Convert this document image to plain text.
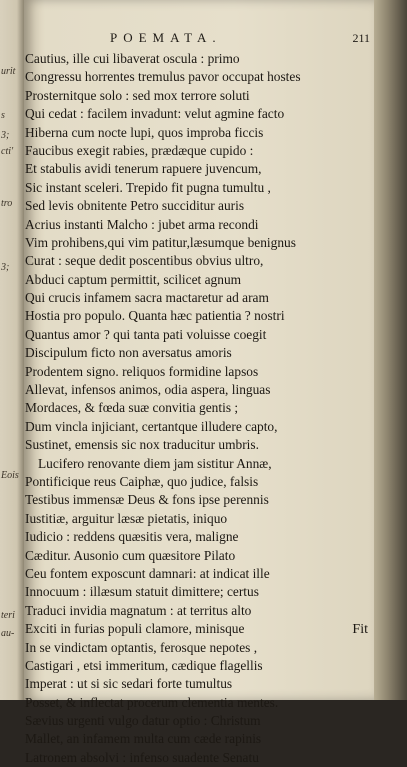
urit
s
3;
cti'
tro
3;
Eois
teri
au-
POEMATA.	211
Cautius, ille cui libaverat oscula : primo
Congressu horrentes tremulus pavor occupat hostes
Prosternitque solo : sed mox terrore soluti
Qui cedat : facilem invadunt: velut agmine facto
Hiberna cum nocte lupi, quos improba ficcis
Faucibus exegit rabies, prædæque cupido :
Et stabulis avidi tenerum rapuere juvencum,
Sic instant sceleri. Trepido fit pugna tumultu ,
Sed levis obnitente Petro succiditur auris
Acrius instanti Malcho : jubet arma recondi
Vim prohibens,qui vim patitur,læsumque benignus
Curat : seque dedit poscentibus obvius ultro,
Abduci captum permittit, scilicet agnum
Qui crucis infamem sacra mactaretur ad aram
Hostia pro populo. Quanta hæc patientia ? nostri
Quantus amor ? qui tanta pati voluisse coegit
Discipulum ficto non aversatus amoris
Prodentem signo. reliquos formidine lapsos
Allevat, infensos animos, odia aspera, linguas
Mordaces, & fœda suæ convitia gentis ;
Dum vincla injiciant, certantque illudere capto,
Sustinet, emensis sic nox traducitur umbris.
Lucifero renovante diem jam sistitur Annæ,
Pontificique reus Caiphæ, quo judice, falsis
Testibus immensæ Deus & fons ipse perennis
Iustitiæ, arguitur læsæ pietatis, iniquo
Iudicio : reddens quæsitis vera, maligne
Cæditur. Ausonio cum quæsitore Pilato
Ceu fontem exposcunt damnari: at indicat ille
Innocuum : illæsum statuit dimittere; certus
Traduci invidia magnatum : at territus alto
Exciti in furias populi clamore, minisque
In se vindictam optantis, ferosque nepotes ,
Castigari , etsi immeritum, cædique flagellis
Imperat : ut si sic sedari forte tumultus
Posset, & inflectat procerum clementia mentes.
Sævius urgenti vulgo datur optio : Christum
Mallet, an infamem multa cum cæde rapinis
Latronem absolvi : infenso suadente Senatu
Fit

---

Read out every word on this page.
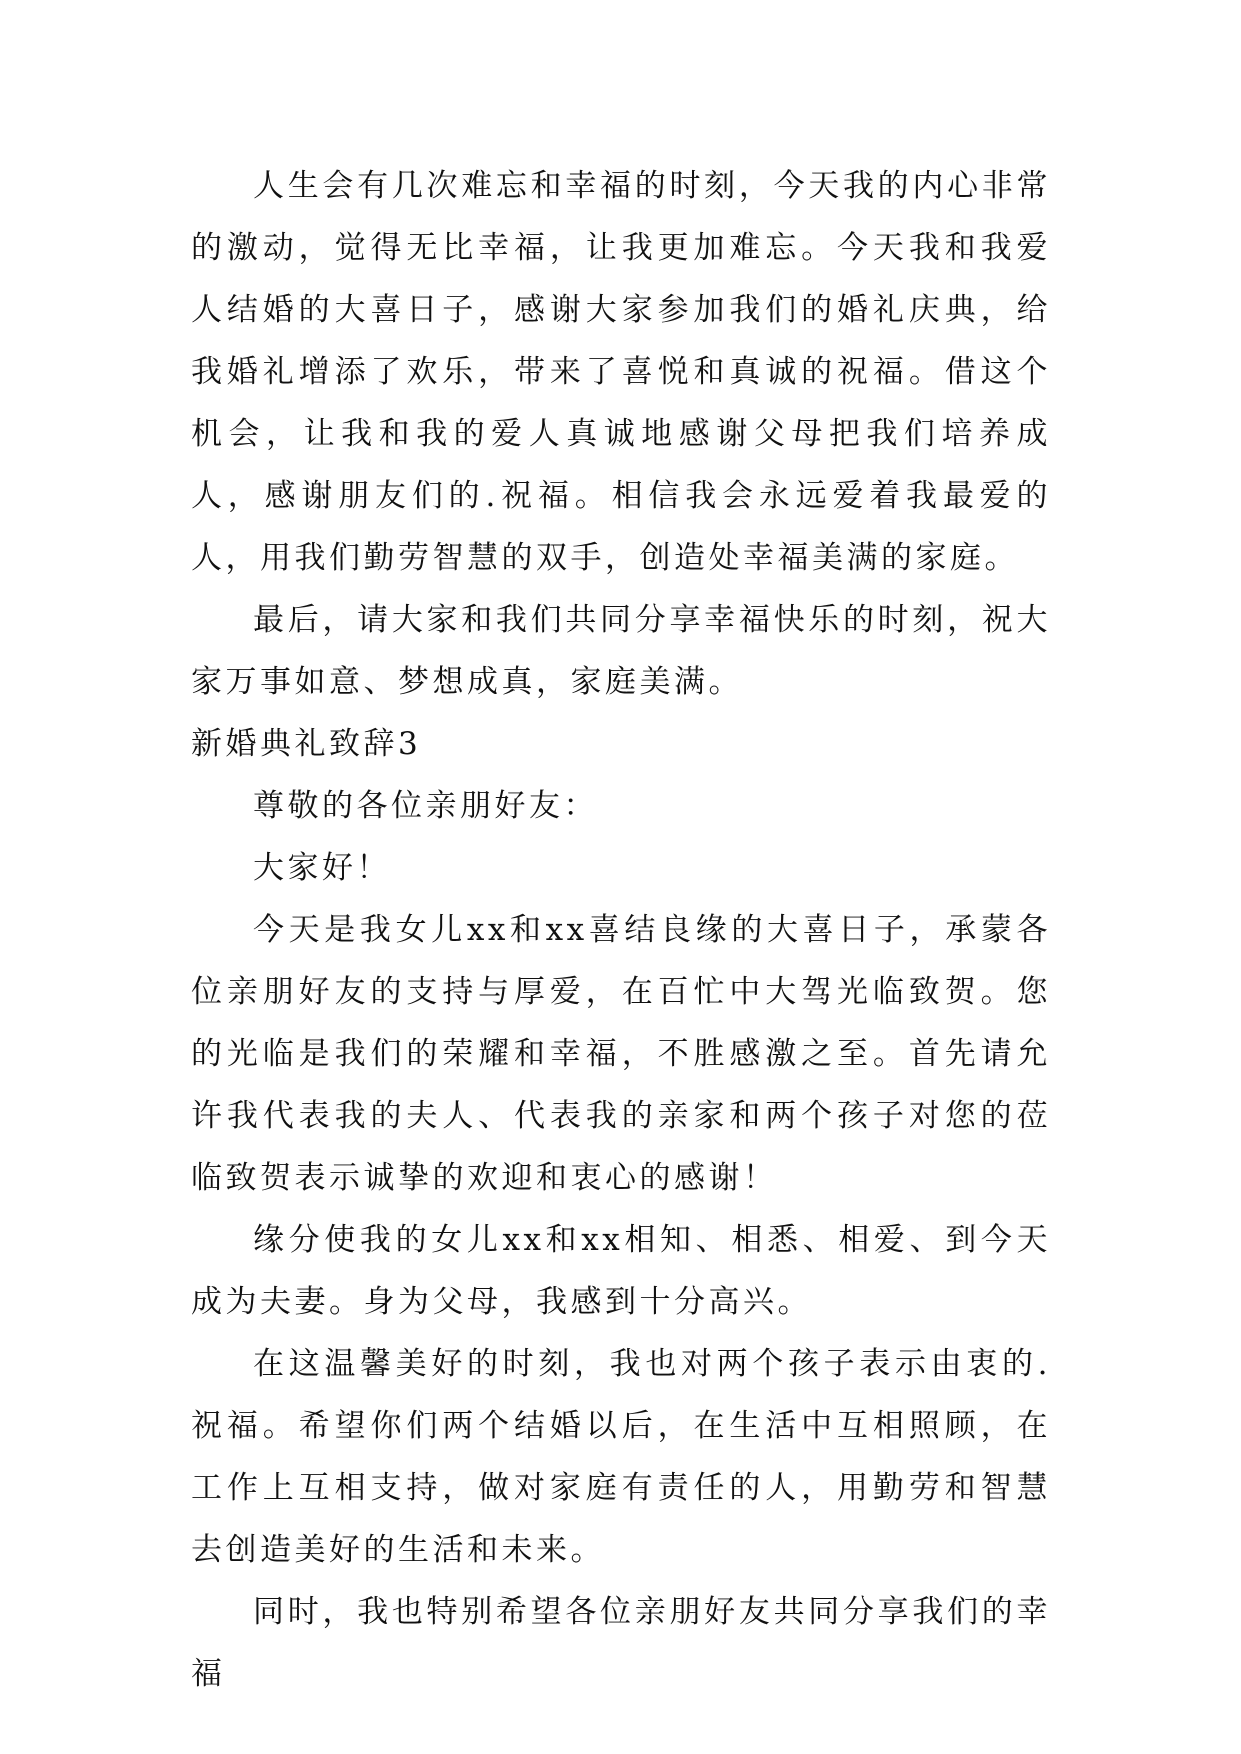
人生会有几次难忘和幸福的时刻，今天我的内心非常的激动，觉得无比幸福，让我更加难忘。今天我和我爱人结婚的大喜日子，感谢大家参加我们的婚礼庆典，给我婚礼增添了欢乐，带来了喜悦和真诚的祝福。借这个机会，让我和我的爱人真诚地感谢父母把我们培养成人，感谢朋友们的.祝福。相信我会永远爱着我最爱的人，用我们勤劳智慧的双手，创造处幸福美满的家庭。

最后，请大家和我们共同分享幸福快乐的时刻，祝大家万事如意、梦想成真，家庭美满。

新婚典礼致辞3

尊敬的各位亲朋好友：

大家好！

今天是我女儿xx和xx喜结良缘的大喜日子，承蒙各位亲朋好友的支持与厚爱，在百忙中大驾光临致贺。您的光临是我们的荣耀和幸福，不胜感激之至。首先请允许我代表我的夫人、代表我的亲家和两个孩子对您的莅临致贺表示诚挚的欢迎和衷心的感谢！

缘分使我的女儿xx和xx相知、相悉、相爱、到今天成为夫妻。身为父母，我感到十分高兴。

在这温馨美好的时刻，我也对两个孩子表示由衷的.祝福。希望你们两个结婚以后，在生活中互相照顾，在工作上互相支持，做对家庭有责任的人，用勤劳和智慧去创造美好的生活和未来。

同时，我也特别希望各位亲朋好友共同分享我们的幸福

§ What to produce:
In the records above, locate each line with the word "infamem". Copy all such lines.

§ Answer below:
Qui crucis infamem sacra mactaretur ad aram
Mallet, an infamem multa cum cæde rapinis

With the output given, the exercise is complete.